◆ Given exercise:
Comb through the entries for "vicario" and pull out each line that holds it.

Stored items
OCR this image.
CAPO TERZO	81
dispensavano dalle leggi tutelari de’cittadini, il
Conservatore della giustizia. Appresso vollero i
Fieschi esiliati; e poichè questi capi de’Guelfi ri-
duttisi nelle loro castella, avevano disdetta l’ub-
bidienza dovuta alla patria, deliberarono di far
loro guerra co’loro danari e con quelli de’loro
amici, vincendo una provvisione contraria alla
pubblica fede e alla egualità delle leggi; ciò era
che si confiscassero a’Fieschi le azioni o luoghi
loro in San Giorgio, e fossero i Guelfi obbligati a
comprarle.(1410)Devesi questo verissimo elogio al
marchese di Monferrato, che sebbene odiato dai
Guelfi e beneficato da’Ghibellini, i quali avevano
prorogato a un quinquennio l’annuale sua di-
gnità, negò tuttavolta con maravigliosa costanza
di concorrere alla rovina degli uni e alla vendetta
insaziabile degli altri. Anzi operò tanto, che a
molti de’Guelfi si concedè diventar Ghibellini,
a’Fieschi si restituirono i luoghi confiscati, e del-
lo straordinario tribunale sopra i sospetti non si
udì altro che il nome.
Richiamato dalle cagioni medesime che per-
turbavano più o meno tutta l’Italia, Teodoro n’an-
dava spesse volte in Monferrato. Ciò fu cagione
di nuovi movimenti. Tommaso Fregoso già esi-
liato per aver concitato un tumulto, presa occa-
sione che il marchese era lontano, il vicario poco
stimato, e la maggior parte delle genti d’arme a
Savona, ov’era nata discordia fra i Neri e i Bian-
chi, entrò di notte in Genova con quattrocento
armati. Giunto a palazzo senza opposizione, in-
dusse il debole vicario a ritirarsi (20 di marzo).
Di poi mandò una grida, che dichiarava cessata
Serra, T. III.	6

◆ Full solution:
sione che il marchese era lontano, il vicario poco
dusse il debole vicario a ritirarsi (20 di marzo).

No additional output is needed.